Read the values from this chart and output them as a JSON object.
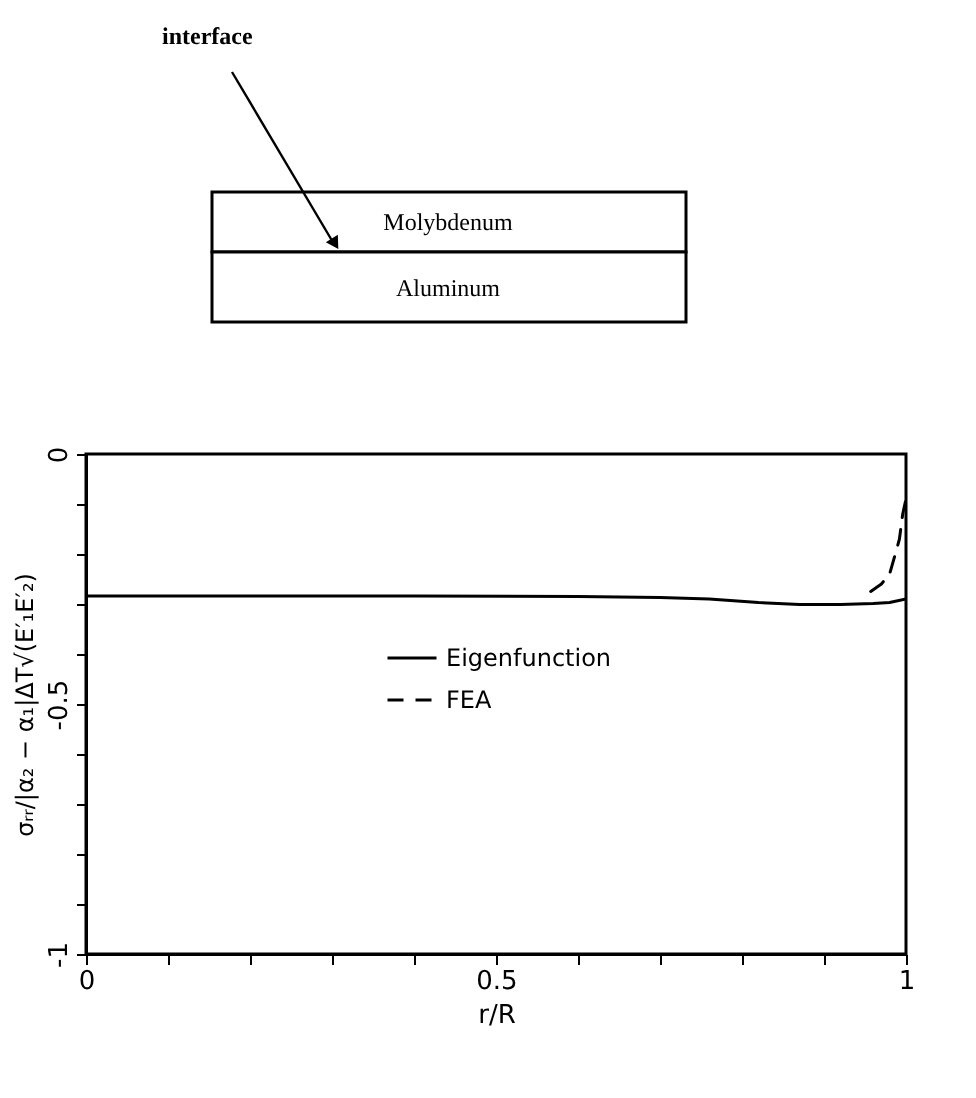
{
  "chart_data": {
    "type": "line",
    "xlabel": "r/R",
    "ylabel": "σᵣᵣ/|α₂ − α₁|ΔT√(E′₁E′₂)",
    "annotations": [
      "interface",
      "Molybdenum",
      "Aluminum"
    ],
    "xlim": [
      0,
      1
    ],
    "ylim": [
      -1,
      0
    ],
    "xticks": [
      0,
      {
        "value": 0.1,
        "label": null
      },
      {
        "value": 0.2,
        "label": null
      },
      {
        "value": 0.3,
        "label": null
      },
      {
        "value": 0.4,
        "label": null
      },
      0.5,
      {
        "value": 0.6,
        "label": null
      },
      {
        "value": 0.7,
        "label": null
      },
      {
        "value": 0.8,
        "label": null
      },
      {
        "value": 0.9,
        "label": null
      },
      1
    ],
    "yticks": [
      -1,
      {
        "value": -0.9,
        "label": null
      },
      {
        "value": -0.8,
        "label": null
      },
      {
        "value": -0.7,
        "label": null
      },
      {
        "value": -0.6,
        "label": null
      },
      -0.5,
      {
        "value": -0.4,
        "label": null
      },
      {
        "value": -0.3,
        "label": null
      },
      {
        "value": -0.2,
        "label": null
      },
      {
        "value": -0.1,
        "label": null
      },
      0
    ],
    "grid": false,
    "legend": "center",
    "series": [
      {
        "name": "Eigenfunction",
        "color": "#000000",
        "line_style": "solid",
        "x": [
          0,
          0.2,
          0.4,
          0.6,
          0.7,
          0.76,
          0.82,
          0.87,
          0.92,
          0.96,
          0.98,
          1
        ],
        "values": [
          -0.284,
          -0.284,
          -0.284,
          -0.285,
          -0.287,
          -0.29,
          -0.297,
          -0.301,
          -0.301,
          -0.299,
          -0.297,
          -0.29
        ]
      },
      {
        "name": "FEA",
        "color": "#000000",
        "line_style": "dashed",
        "x": [
          0.957,
          0.97,
          0.98,
          0.987,
          0.992,
          0.996,
          1
        ],
        "values": [
          -0.275,
          -0.26,
          -0.24,
          -0.2,
          -0.17,
          -0.12,
          -0.09
        ]
      }
    ]
  }
}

# GIVEN EXERCISE
Output, exactly, all the records above; include no pictures.

# FULL OUTPUT
Read the values from this chart and output them as a JSON object.
{
  "chart_data": {
    "type": "line",
    "xlabel": "r/R",
    "ylabel": "σᵣᵣ/|α₂ − α₁|ΔT√(E′₁E′₂)",
    "annotations": [
      "interface",
      "Molybdenum",
      "Aluminum"
    ],
    "xlim": [
      0,
      1
    ],
    "ylim": [
      -1,
      0
    ],
    "xticks": [
      0,
      {
        "value": 0.1,
        "label": null
      },
      {
        "value": 0.2,
        "label": null
      },
      {
        "value": 0.3,
        "label": null
      },
      {
        "value": 0.4,
        "label": null
      },
      0.5,
      {
        "value": 0.6,
        "label": null
      },
      {
        "value": 0.7,
        "label": null
      },
      {
        "value": 0.8,
        "label": null
      },
      {
        "value": 0.9,
        "label": null
      },
      1
    ],
    "yticks": [
      -1,
      {
        "value": -0.9,
        "label": null
      },
      {
        "value": -0.8,
        "label": null
      },
      {
        "value": -0.7,
        "label": null
      },
      {
        "value": -0.6,
        "label": null
      },
      -0.5,
      {
        "value": -0.4,
        "label": null
      },
      {
        "value": -0.3,
        "label": null
      },
      {
        "value": -0.2,
        "label": null
      },
      {
        "value": -0.1,
        "label": null
      },
      0
    ],
    "grid": false,
    "legend": "center",
    "series": [
      {
        "name": "Eigenfunction",
        "color": "#000000",
        "line_style": "solid",
        "x": [
          0,
          0.2,
          0.4,
          0.6,
          0.7,
          0.76,
          0.82,
          0.87,
          0.92,
          0.96,
          0.98,
          1
        ],
        "values": [
          -0.284,
          -0.284,
          -0.284,
          -0.285,
          -0.287,
          -0.29,
          -0.297,
          -0.301,
          -0.301,
          -0.299,
          -0.297,
          -0.29
        ]
      },
      {
        "name": "FEA",
        "color": "#000000",
        "line_style": "dashed",
        "x": [
          0.957,
          0.97,
          0.98,
          0.987,
          0.992,
          0.996,
          1
        ],
        "values": [
          -0.275,
          -0.26,
          -0.24,
          -0.2,
          -0.17,
          -0.12,
          -0.09
        ]
      }
    ]
  }
}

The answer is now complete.